Without the pictures, write out all the lines below exactly as they appear.

(Data records)
^^^^^^^^

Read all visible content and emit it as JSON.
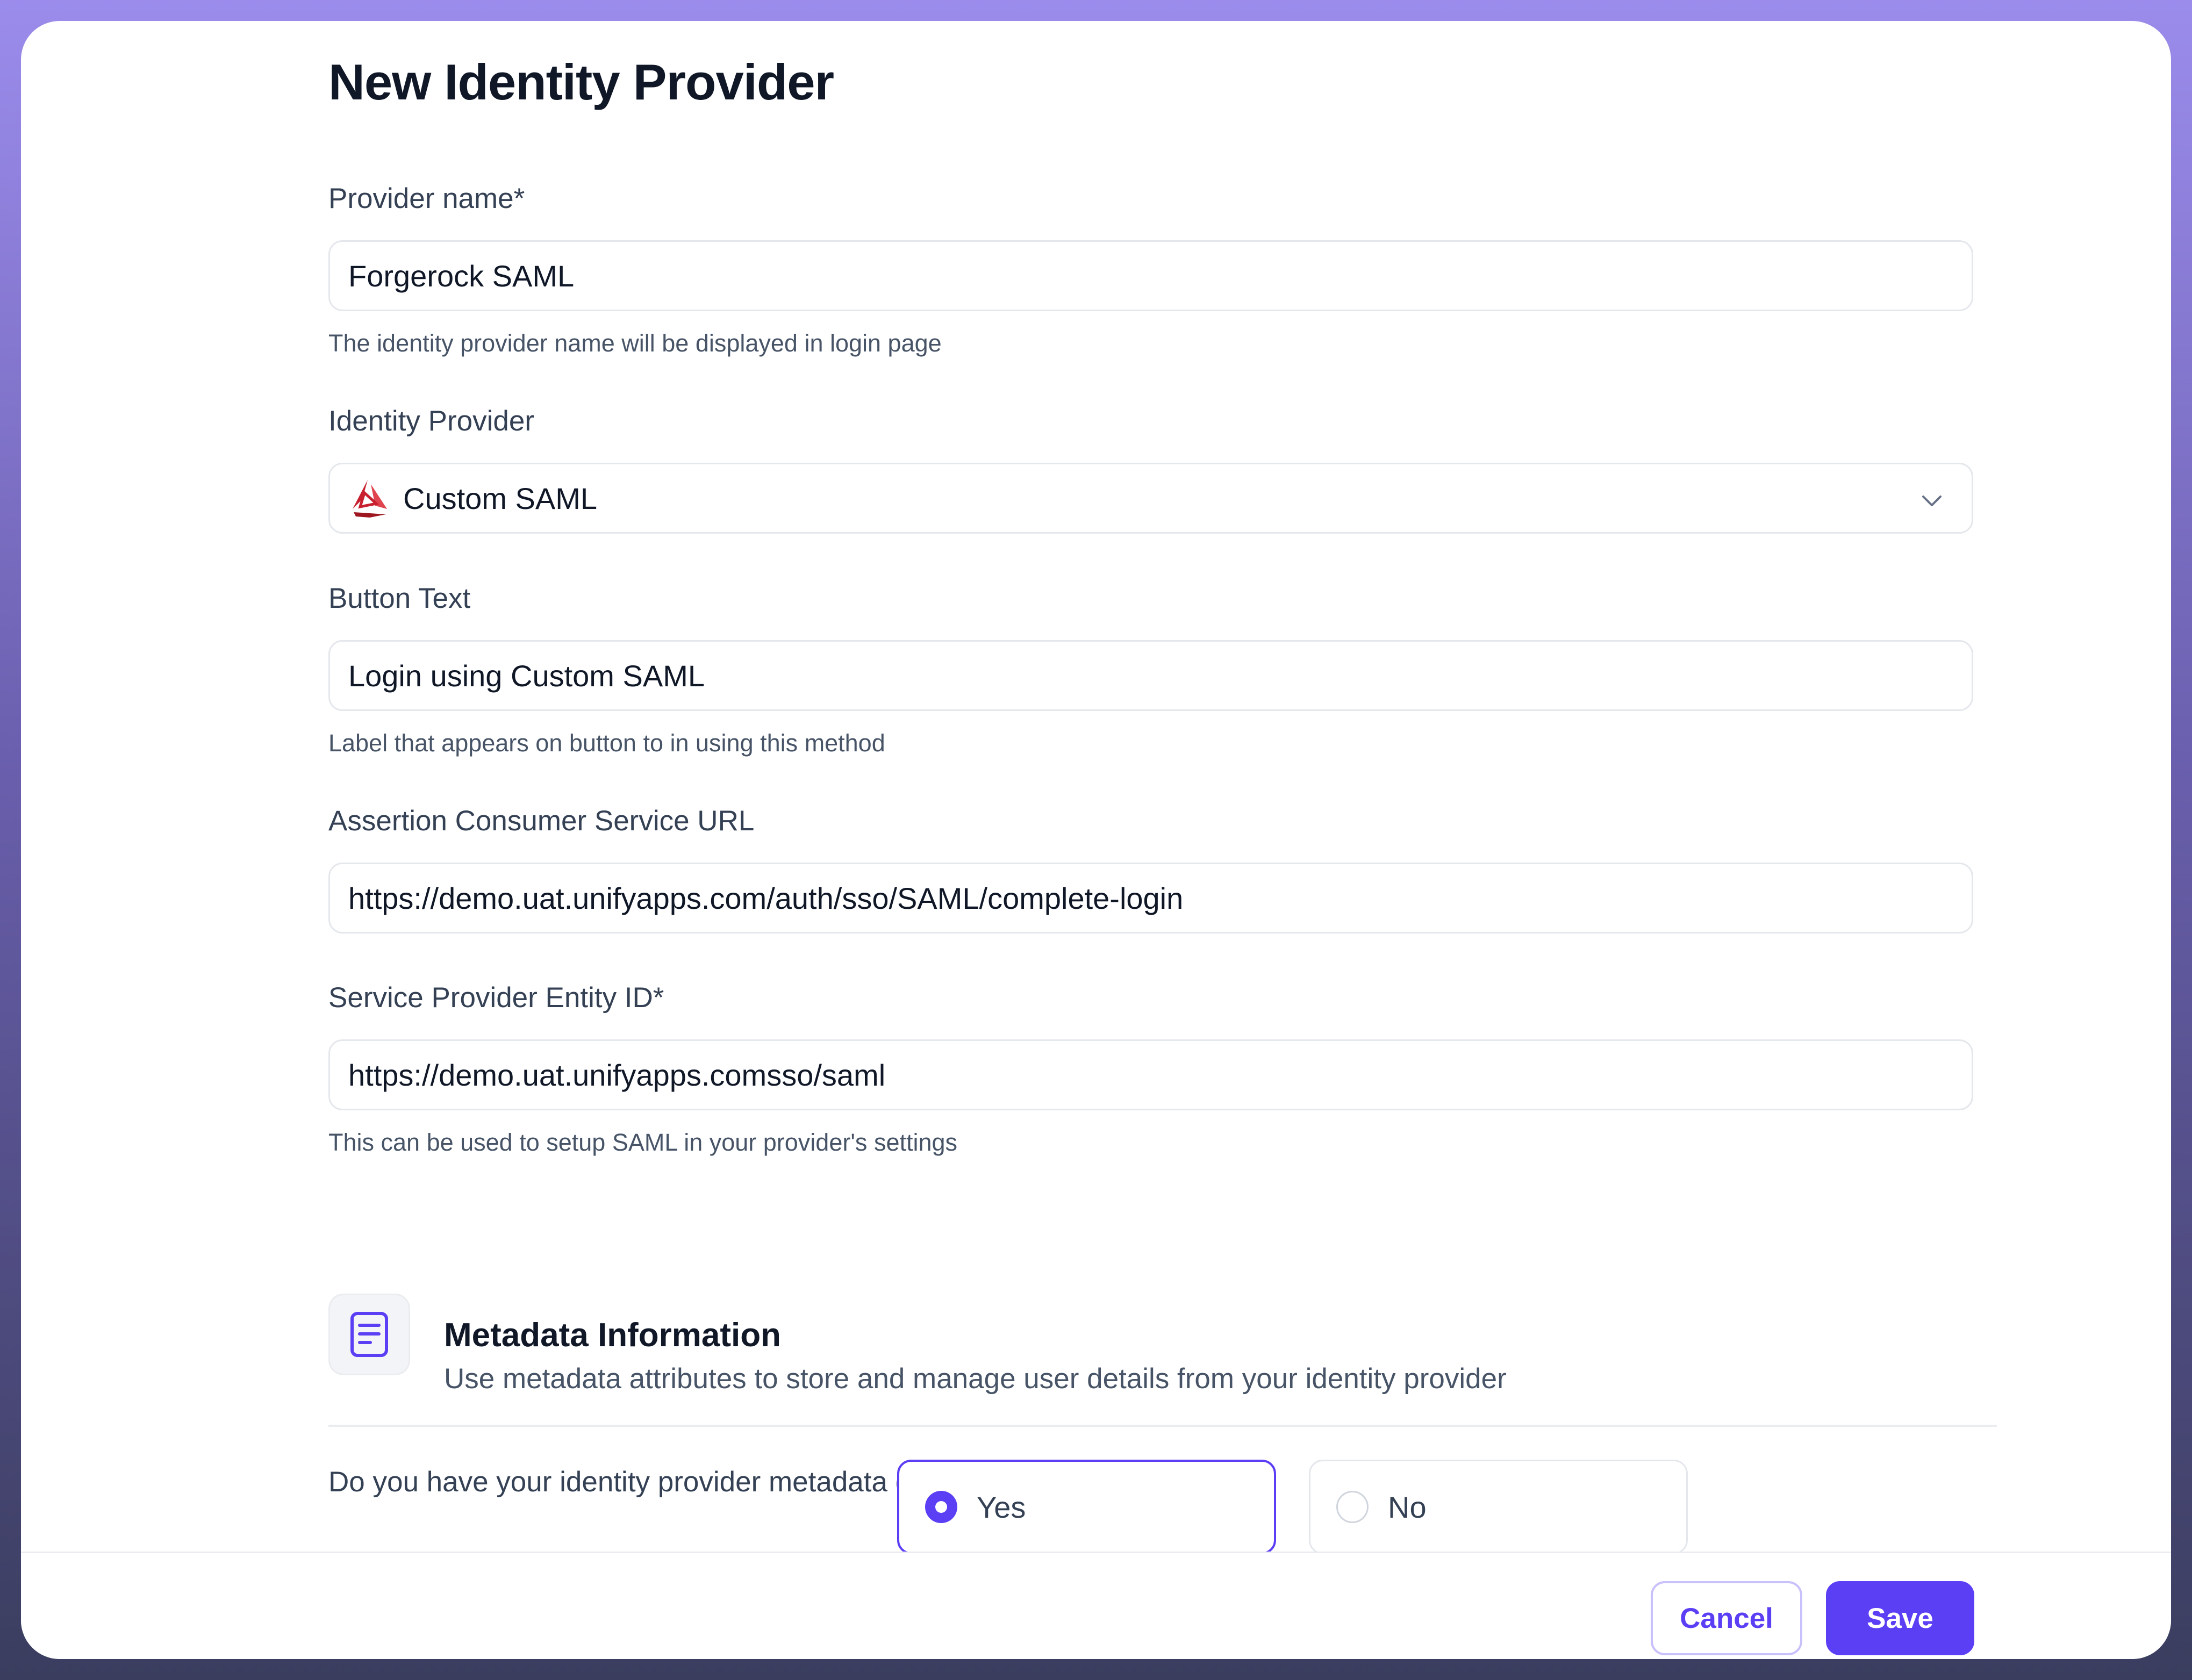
{
  "page": {
    "title": "New Identity Provider"
  },
  "form": {
    "provider_name": {
      "label": "Provider name*",
      "value": "Forgerock SAML",
      "hint": "The identity provider name will be displayed in login page"
    },
    "identity_provider": {
      "label": "Identity Provider",
      "value": "Custom SAML",
      "icon": "custom-saml-logo-icon"
    },
    "button_text": {
      "label": "Button Text",
      "value": "Login using Custom SAML",
      "hint": "Label that appears on button to in using this method"
    },
    "acs_url": {
      "label": "Assertion Consumer Service URL",
      "value": "https://demo.uat.unifyapps.com/auth/sso/SAML/complete-login"
    },
    "sp_entity_id": {
      "label": "Service Provider Entity ID*",
      "value": "https://demo.uat.unifyapps.comsso/saml",
      "hint": "This can be used to setup SAML in your provider's settings"
    }
  },
  "metadata": {
    "icon": "document-icon",
    "title": "Metadata Information",
    "subtitle": "Use metadata attributes to store and manage user details from your identity provider",
    "question": "Do you have your identity provider metadata content?*",
    "options": [
      {
        "label": "Yes",
        "selected": true
      },
      {
        "label": "No",
        "selected": false
      }
    ]
  },
  "footer": {
    "cancel_label": "Cancel",
    "save_label": "Save"
  },
  "colors": {
    "accent": "#5b3ff5",
    "text": "#101828",
    "border": "#e4e7ec"
  }
}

^^^^^^^^

**SOLVED EXERCISE**
Read all visible content and emit it as JSON.
{
  "page": {
    "title": "New Identity Provider"
  },
  "form": {
    "provider_name": {
      "label": "Provider name*",
      "value": "Forgerock SAML",
      "hint": "The identity provider name will be displayed in login page"
    },
    "identity_provider": {
      "label": "Identity Provider",
      "value": "Custom SAML",
      "icon": "custom-saml-logo-icon"
    },
    "button_text": {
      "label": "Button Text",
      "value": "Login using Custom SAML",
      "hint": "Label that appears on button to in using this method"
    },
    "acs_url": {
      "label": "Assertion Consumer Service URL",
      "value": "https://demo.uat.unifyapps.com/auth/sso/SAML/complete-login"
    },
    "sp_entity_id": {
      "label": "Service Provider Entity ID*",
      "value": "https://demo.uat.unifyapps.comsso/saml",
      "hint": "This can be used to setup SAML in your provider's settings"
    }
  },
  "metadata": {
    "icon": "document-icon",
    "title": "Metadata Information",
    "subtitle": "Use metadata attributes to store and manage user details from your identity provider",
    "question": "Do you have your identity provider metadata content?*",
    "options": [
      {
        "label": "Yes",
        "selected": true
      },
      {
        "label": "No",
        "selected": false
      }
    ]
  },
  "footer": {
    "cancel_label": "Cancel",
    "save_label": "Save"
  },
  "colors": {
    "accent": "#5b3ff5",
    "text": "#101828",
    "border": "#e4e7ec"
  }
}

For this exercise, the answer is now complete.